## Direction
What is the number of lines containing the word "ˈɑːmənd"? Give that number alone.

··· Exercise inputs ···

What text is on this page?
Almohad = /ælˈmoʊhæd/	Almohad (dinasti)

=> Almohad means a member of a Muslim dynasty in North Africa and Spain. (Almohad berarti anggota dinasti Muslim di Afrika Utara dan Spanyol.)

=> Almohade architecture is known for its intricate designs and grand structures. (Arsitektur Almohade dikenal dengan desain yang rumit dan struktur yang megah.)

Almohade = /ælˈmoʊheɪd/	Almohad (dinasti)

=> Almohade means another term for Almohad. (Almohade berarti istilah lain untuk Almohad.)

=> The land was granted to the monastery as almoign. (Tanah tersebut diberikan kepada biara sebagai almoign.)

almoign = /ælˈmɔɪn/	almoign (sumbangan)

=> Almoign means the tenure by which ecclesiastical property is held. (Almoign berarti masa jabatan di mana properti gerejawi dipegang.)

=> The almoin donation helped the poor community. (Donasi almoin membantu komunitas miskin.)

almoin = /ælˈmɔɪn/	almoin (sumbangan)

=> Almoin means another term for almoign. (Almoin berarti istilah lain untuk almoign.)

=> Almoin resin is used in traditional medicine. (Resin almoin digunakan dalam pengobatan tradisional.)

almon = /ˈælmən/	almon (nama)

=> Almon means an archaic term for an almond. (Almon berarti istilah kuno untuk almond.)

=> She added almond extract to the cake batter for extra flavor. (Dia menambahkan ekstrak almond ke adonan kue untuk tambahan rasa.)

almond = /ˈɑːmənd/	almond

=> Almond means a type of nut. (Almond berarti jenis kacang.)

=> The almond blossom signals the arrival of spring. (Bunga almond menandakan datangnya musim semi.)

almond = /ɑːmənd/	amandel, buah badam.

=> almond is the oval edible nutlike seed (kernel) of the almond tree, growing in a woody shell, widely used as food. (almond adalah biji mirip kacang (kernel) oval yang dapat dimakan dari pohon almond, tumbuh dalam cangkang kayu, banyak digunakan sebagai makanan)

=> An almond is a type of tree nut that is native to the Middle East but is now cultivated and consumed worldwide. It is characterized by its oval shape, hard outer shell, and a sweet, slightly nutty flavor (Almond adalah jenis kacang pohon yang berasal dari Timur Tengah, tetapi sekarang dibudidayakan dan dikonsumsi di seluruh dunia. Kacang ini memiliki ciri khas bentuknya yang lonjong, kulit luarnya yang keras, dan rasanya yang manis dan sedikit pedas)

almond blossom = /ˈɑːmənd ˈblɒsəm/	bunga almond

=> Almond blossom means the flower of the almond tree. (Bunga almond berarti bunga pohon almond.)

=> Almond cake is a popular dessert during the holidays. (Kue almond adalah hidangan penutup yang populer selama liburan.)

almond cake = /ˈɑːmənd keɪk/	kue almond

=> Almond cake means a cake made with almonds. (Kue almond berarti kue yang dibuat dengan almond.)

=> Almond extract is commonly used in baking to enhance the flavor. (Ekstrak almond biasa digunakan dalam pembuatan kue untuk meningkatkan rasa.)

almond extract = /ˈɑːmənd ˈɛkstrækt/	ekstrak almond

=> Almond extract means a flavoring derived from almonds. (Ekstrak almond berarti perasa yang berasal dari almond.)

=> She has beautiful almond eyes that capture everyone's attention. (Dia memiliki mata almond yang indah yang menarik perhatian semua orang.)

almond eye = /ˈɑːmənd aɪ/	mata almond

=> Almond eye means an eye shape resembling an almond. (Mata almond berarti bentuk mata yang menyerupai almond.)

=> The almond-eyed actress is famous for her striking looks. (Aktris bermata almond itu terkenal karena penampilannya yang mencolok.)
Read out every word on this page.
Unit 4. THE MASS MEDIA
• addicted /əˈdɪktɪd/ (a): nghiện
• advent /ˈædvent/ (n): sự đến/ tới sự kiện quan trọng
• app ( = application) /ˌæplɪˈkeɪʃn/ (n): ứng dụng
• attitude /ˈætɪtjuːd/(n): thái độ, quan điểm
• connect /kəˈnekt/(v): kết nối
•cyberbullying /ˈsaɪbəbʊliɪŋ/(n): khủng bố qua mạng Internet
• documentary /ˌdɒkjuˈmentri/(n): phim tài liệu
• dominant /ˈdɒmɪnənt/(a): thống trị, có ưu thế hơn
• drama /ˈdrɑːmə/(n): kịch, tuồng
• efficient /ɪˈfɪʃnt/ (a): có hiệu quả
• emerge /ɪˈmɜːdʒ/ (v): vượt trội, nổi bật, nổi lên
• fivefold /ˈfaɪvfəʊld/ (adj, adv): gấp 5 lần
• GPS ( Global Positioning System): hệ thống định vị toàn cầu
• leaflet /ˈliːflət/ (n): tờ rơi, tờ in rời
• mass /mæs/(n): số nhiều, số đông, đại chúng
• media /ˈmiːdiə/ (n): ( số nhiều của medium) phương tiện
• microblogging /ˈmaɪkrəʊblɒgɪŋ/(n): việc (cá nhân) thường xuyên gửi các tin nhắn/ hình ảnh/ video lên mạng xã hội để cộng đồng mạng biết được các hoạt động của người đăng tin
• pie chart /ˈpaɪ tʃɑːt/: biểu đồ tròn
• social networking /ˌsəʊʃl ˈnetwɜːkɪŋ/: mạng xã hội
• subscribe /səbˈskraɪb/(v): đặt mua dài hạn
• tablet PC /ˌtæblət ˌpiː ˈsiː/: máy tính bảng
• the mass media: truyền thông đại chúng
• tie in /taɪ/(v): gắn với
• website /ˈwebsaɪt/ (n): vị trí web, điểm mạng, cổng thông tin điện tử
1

···

## Correct result
5